Repeat the full listing below verbatim and keep the images out.

LISTED ENTRIES:
···

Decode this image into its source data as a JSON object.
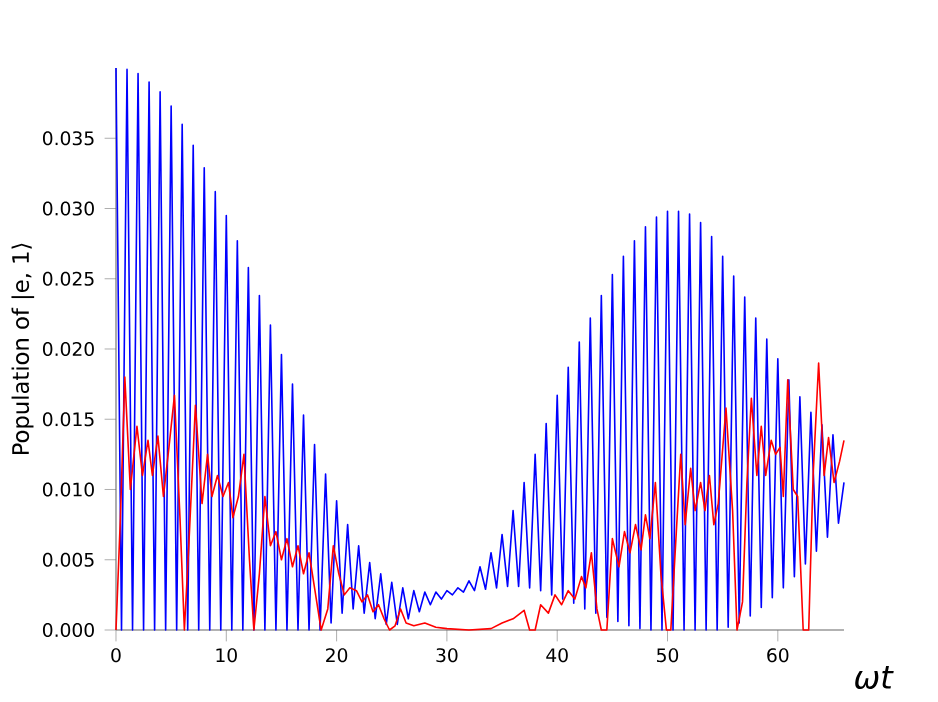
{
  "chart_data": {
    "type": "line",
    "xlabel": "ωt",
    "ylabel": "Population of |e, 1⟩",
    "xlim": [
      0,
      66
    ],
    "ylim": [
      0,
      0.04
    ],
    "xticks": [
      0,
      10,
      20,
      30,
      40,
      50,
      60
    ],
    "yticks": [
      {
        "value": 0,
        "label": "0.000"
      },
      {
        "value": 0.005,
        "label": "0.005"
      },
      {
        "value": 0.01,
        "label": "0.010"
      },
      {
        "value": 0.015,
        "label": "0.015"
      },
      {
        "value": 0.02,
        "label": "0.020"
      },
      {
        "value": 0.025,
        "label": "0.025"
      },
      {
        "value": 0.03,
        "label": "0.030"
      },
      {
        "value": 0.035,
        "label": "0.035"
      }
    ],
    "grid": false,
    "marker": "none",
    "line_style": "solid",
    "series": [
      {
        "color": "#0000ff",
        "x": [
          0,
          0.5,
          1,
          1.5,
          2,
          2.5,
          3,
          3.5,
          4,
          4.5,
          5,
          5.5,
          6,
          6.5,
          7,
          7.5,
          8,
          8.5,
          9,
          9.5,
          10,
          10.5,
          11,
          11.5,
          12,
          12.5,
          13,
          13.5,
          14,
          14.5,
          15,
          15.5,
          16,
          16.5,
          17,
          17.5,
          18,
          18.5,
          19,
          19.5,
          20,
          20.5,
          21,
          21.5,
          22,
          22.5,
          23,
          23.5,
          24,
          24.5,
          25,
          25.5,
          26,
          26.5,
          27,
          27.5,
          28,
          28.5,
          29,
          29.5,
          30,
          30.5,
          31,
          31.5,
          32,
          32.5,
          33,
          33.5,
          34,
          34.5,
          35,
          35.5,
          36,
          36.5,
          37,
          37.5,
          38,
          38.5,
          39,
          39.5,
          40,
          40.5,
          41,
          41.5,
          42,
          42.5,
          43,
          43.5,
          44,
          44.5,
          45,
          45.5,
          46,
          46.5,
          47,
          47.5,
          48,
          48.5,
          49,
          49.5,
          50,
          50.5,
          51,
          51.5,
          52,
          52.5,
          53,
          53.5,
          54,
          54.5,
          55,
          55.5,
          56,
          56.5,
          57,
          57.5,
          58,
          58.5,
          59,
          59.5,
          60,
          60.5,
          61,
          61.5,
          62,
          62.5,
          63,
          63.5,
          64,
          64.5,
          65,
          65.5,
          66
        ],
        "values": [
          0.04,
          0,
          0.0399,
          0,
          0.0396,
          0,
          0.039,
          0,
          0.0383,
          0,
          0.0373,
          0,
          0.036,
          0,
          0.0345,
          0,
          0.0329,
          0,
          0.0312,
          0,
          0.0295,
          0,
          0.0277,
          0,
          0.0258,
          0,
          0.0238,
          0,
          0.0217,
          0,
          0.0196,
          0,
          0.0175,
          0,
          0.0153,
          0,
          0.0132,
          0,
          0.0111,
          0.0005,
          0.0092,
          0.0012,
          0.0075,
          0.0015,
          0.006,
          0.0012,
          0.0048,
          0.0008,
          0.004,
          0.0004,
          0.0034,
          0.0004,
          0.003,
          0.0008,
          0.0028,
          0.0013,
          0.0027,
          0.0018,
          0.0027,
          0.0022,
          0.0028,
          0.0025,
          0.003,
          0.0027,
          0.0035,
          0.0028,
          0.0045,
          0.0029,
          0.0055,
          0.003,
          0.0068,
          0.0031,
          0.0085,
          0.0031,
          0.0105,
          0.003,
          0.0125,
          0.0028,
          0.0147,
          0.0025,
          0.0167,
          0.0022,
          0.0187,
          0.0019,
          0.0205,
          0.0015,
          0.0222,
          0.0012,
          0.0238,
          0.0009,
          0.0253,
          0.0006,
          0.0266,
          0.0003,
          0.0277,
          0.0001,
          0.0287,
          0,
          0.0294,
          0,
          0.0298,
          0,
          0.0298,
          0,
          0.0296,
          0,
          0.029,
          0,
          0.028,
          0,
          0.0266,
          0.0002,
          0.0252,
          0.0005,
          0.0237,
          0.001,
          0.0222,
          0.0016,
          0.0207,
          0.0023,
          0.0193,
          0.003,
          0.0178,
          0.0038,
          0.0166,
          0.0047,
          0.0155,
          0.0056,
          0.0146,
          0.0066,
          0.0139,
          0.0076,
          0.0105
        ]
      },
      {
        "color": "#ff0000",
        "x": [
          0,
          0.4,
          0.8,
          1.3,
          1.9,
          2.4,
          2.9,
          3.3,
          3.8,
          4.3,
          4.8,
          5.3,
          5.8,
          6.2,
          6.6,
          7.2,
          7.8,
          8.3,
          8.7,
          9.2,
          9.7,
          10.2,
          10.6,
          11.1,
          11.6,
          12.1,
          12.5,
          13,
          13.5,
          14,
          14.5,
          15,
          15.5,
          16,
          16.5,
          17,
          17.5,
          18,
          18.6,
          19.2,
          19.7,
          20.2,
          20.7,
          21.2,
          21.8,
          22.3,
          22.8,
          23.3,
          23.8,
          24.3,
          24.8,
          25.3,
          25.8,
          26.3,
          27,
          28,
          29,
          30,
          32,
          34,
          35,
          36,
          37,
          37.5,
          38,
          38.5,
          39.2,
          39.8,
          40.4,
          41,
          41.6,
          42.2,
          42.6,
          43.1,
          43.6,
          44,
          44.5,
          45,
          45.6,
          46.1,
          46.6,
          47.1,
          47.6,
          48,
          48.4,
          48.9,
          49.4,
          49.9,
          50.3,
          50.8,
          51.2,
          51.6,
          52.1,
          52.5,
          53,
          53.4,
          53.8,
          54.2,
          54.6,
          55.3,
          55.9,
          56.3,
          56.8,
          57.2,
          57.6,
          58.1,
          58.5,
          58.9,
          59.4,
          59.8,
          60.2,
          60.5,
          60.9,
          61.4,
          61.8,
          62.3,
          62.8,
          63.2,
          63.7,
          64.2,
          64.6,
          65.1,
          65.6,
          66
        ],
        "values": [
          0,
          0.008,
          0.018,
          0.01,
          0.0145,
          0.011,
          0.0135,
          0.011,
          0.0138,
          0.0095,
          0.013,
          0.0167,
          0.008,
          0,
          0.006,
          0.016,
          0.009,
          0.0125,
          0.0095,
          0.011,
          0.0095,
          0.0105,
          0.008,
          0.0095,
          0.0125,
          0.005,
          0,
          0.004,
          0.0095,
          0.006,
          0.007,
          0.005,
          0.0065,
          0.0045,
          0.006,
          0.004,
          0.0055,
          0.003,
          0,
          0.0015,
          0.006,
          0.004,
          0.0025,
          0.003,
          0.0028,
          0.002,
          0.0025,
          0.0013,
          0.0018,
          0.0008,
          0,
          0.0003,
          0.0015,
          0.0005,
          0.0003,
          0.0005,
          0.0002,
          0.0001,
          0,
          0.0001,
          0.0005,
          0.0008,
          0.0014,
          0,
          0,
          0.0018,
          0.0012,
          0.0025,
          0.0018,
          0.0028,
          0.0022,
          0.0038,
          0.003,
          0.0055,
          0.0015,
          0,
          0,
          0.0065,
          0.0045,
          0.007,
          0.0055,
          0.0075,
          0.0057,
          0.0082,
          0.0065,
          0.0105,
          0.004,
          0,
          0,
          0.007,
          0.0125,
          0.0075,
          0.0115,
          0.0085,
          0.0105,
          0.0085,
          0.011,
          0.0075,
          0.009,
          0.0158,
          0.0085,
          0,
          0.002,
          0.0105,
          0.0165,
          0.011,
          0.0145,
          0.011,
          0.0135,
          0.0125,
          0.013,
          0.0095,
          0.0178,
          0.01,
          0.0095,
          0,
          0,
          0.011,
          0.019,
          0.011,
          0.0137,
          0.0105,
          0.012,
          0.0135
        ]
      }
    ]
  }
}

···

THE REPLY:
Decode this image into its source data as a JSON object.
{
  "chart_data": {
    "type": "line",
    "xlabel": "ωt",
    "ylabel": "Population of |e, 1⟩",
    "xlim": [
      0,
      66
    ],
    "ylim": [
      0,
      0.04
    ],
    "xticks": [
      0,
      10,
      20,
      30,
      40,
      50,
      60
    ],
    "yticks": [
      {
        "value": 0,
        "label": "0.000"
      },
      {
        "value": 0.005,
        "label": "0.005"
      },
      {
        "value": 0.01,
        "label": "0.010"
      },
      {
        "value": 0.015,
        "label": "0.015"
      },
      {
        "value": 0.02,
        "label": "0.020"
      },
      {
        "value": 0.025,
        "label": "0.025"
      },
      {
        "value": 0.03,
        "label": "0.030"
      },
      {
        "value": 0.035,
        "label": "0.035"
      }
    ],
    "grid": false,
    "marker": "none",
    "line_style": "solid",
    "series": [
      {
        "color": "#0000ff",
        "x": [
          0,
          0.5,
          1,
          1.5,
          2,
          2.5,
          3,
          3.5,
          4,
          4.5,
          5,
          5.5,
          6,
          6.5,
          7,
          7.5,
          8,
          8.5,
          9,
          9.5,
          10,
          10.5,
          11,
          11.5,
          12,
          12.5,
          13,
          13.5,
          14,
          14.5,
          15,
          15.5,
          16,
          16.5,
          17,
          17.5,
          18,
          18.5,
          19,
          19.5,
          20,
          20.5,
          21,
          21.5,
          22,
          22.5,
          23,
          23.5,
          24,
          24.5,
          25,
          25.5,
          26,
          26.5,
          27,
          27.5,
          28,
          28.5,
          29,
          29.5,
          30,
          30.5,
          31,
          31.5,
          32,
          32.5,
          33,
          33.5,
          34,
          34.5,
          35,
          35.5,
          36,
          36.5,
          37,
          37.5,
          38,
          38.5,
          39,
          39.5,
          40,
          40.5,
          41,
          41.5,
          42,
          42.5,
          43,
          43.5,
          44,
          44.5,
          45,
          45.5,
          46,
          46.5,
          47,
          47.5,
          48,
          48.5,
          49,
          49.5,
          50,
          50.5,
          51,
          51.5,
          52,
          52.5,
          53,
          53.5,
          54,
          54.5,
          55,
          55.5,
          56,
          56.5,
          57,
          57.5,
          58,
          58.5,
          59,
          59.5,
          60,
          60.5,
          61,
          61.5,
          62,
          62.5,
          63,
          63.5,
          64,
          64.5,
          65,
          65.5,
          66
        ],
        "values": [
          0.04,
          0,
          0.0399,
          0,
          0.0396,
          0,
          0.039,
          0,
          0.0383,
          0,
          0.0373,
          0,
          0.036,
          0,
          0.0345,
          0,
          0.0329,
          0,
          0.0312,
          0,
          0.0295,
          0,
          0.0277,
          0,
          0.0258,
          0,
          0.0238,
          0,
          0.0217,
          0,
          0.0196,
          0,
          0.0175,
          0,
          0.0153,
          0,
          0.0132,
          0,
          0.0111,
          0.0005,
          0.0092,
          0.0012,
          0.0075,
          0.0015,
          0.006,
          0.0012,
          0.0048,
          0.0008,
          0.004,
          0.0004,
          0.0034,
          0.0004,
          0.003,
          0.0008,
          0.0028,
          0.0013,
          0.0027,
          0.0018,
          0.0027,
          0.0022,
          0.0028,
          0.0025,
          0.003,
          0.0027,
          0.0035,
          0.0028,
          0.0045,
          0.0029,
          0.0055,
          0.003,
          0.0068,
          0.0031,
          0.0085,
          0.0031,
          0.0105,
          0.003,
          0.0125,
          0.0028,
          0.0147,
          0.0025,
          0.0167,
          0.0022,
          0.0187,
          0.0019,
          0.0205,
          0.0015,
          0.0222,
          0.0012,
          0.0238,
          0.0009,
          0.0253,
          0.0006,
          0.0266,
          0.0003,
          0.0277,
          0.0001,
          0.0287,
          0,
          0.0294,
          0,
          0.0298,
          0,
          0.0298,
          0,
          0.0296,
          0,
          0.029,
          0,
          0.028,
          0,
          0.0266,
          0.0002,
          0.0252,
          0.0005,
          0.0237,
          0.001,
          0.0222,
          0.0016,
          0.0207,
          0.0023,
          0.0193,
          0.003,
          0.0178,
          0.0038,
          0.0166,
          0.0047,
          0.0155,
          0.0056,
          0.0146,
          0.0066,
          0.0139,
          0.0076,
          0.0105
        ]
      },
      {
        "color": "#ff0000",
        "x": [
          0,
          0.4,
          0.8,
          1.3,
          1.9,
          2.4,
          2.9,
          3.3,
          3.8,
          4.3,
          4.8,
          5.3,
          5.8,
          6.2,
          6.6,
          7.2,
          7.8,
          8.3,
          8.7,
          9.2,
          9.7,
          10.2,
          10.6,
          11.1,
          11.6,
          12.1,
          12.5,
          13,
          13.5,
          14,
          14.5,
          15,
          15.5,
          16,
          16.5,
          17,
          17.5,
          18,
          18.6,
          19.2,
          19.7,
          20.2,
          20.7,
          21.2,
          21.8,
          22.3,
          22.8,
          23.3,
          23.8,
          24.3,
          24.8,
          25.3,
          25.8,
          26.3,
          27,
          28,
          29,
          30,
          32,
          34,
          35,
          36,
          37,
          37.5,
          38,
          38.5,
          39.2,
          39.8,
          40.4,
          41,
          41.6,
          42.2,
          42.6,
          43.1,
          43.6,
          44,
          44.5,
          45,
          45.6,
          46.1,
          46.6,
          47.1,
          47.6,
          48,
          48.4,
          48.9,
          49.4,
          49.9,
          50.3,
          50.8,
          51.2,
          51.6,
          52.1,
          52.5,
          53,
          53.4,
          53.8,
          54.2,
          54.6,
          55.3,
          55.9,
          56.3,
          56.8,
          57.2,
          57.6,
          58.1,
          58.5,
          58.9,
          59.4,
          59.8,
          60.2,
          60.5,
          60.9,
          61.4,
          61.8,
          62.3,
          62.8,
          63.2,
          63.7,
          64.2,
          64.6,
          65.1,
          65.6,
          66
        ],
        "values": [
          0,
          0.008,
          0.018,
          0.01,
          0.0145,
          0.011,
          0.0135,
          0.011,
          0.0138,
          0.0095,
          0.013,
          0.0167,
          0.008,
          0,
          0.006,
          0.016,
          0.009,
          0.0125,
          0.0095,
          0.011,
          0.0095,
          0.0105,
          0.008,
          0.0095,
          0.0125,
          0.005,
          0,
          0.004,
          0.0095,
          0.006,
          0.007,
          0.005,
          0.0065,
          0.0045,
          0.006,
          0.004,
          0.0055,
          0.003,
          0,
          0.0015,
          0.006,
          0.004,
          0.0025,
          0.003,
          0.0028,
          0.002,
          0.0025,
          0.0013,
          0.0018,
          0.0008,
          0,
          0.0003,
          0.0015,
          0.0005,
          0.0003,
          0.0005,
          0.0002,
          0.0001,
          0,
          0.0001,
          0.0005,
          0.0008,
          0.0014,
          0,
          0,
          0.0018,
          0.0012,
          0.0025,
          0.0018,
          0.0028,
          0.0022,
          0.0038,
          0.003,
          0.0055,
          0.0015,
          0,
          0,
          0.0065,
          0.0045,
          0.007,
          0.0055,
          0.0075,
          0.0057,
          0.0082,
          0.0065,
          0.0105,
          0.004,
          0,
          0,
          0.007,
          0.0125,
          0.0075,
          0.0115,
          0.0085,
          0.0105,
          0.0085,
          0.011,
          0.0075,
          0.009,
          0.0158,
          0.0085,
          0,
          0.002,
          0.0105,
          0.0165,
          0.011,
          0.0145,
          0.011,
          0.0135,
          0.0125,
          0.013,
          0.0095,
          0.0178,
          0.01,
          0.0095,
          0,
          0,
          0.011,
          0.019,
          0.011,
          0.0137,
          0.0105,
          0.012,
          0.0135
        ]
      }
    ]
  }
}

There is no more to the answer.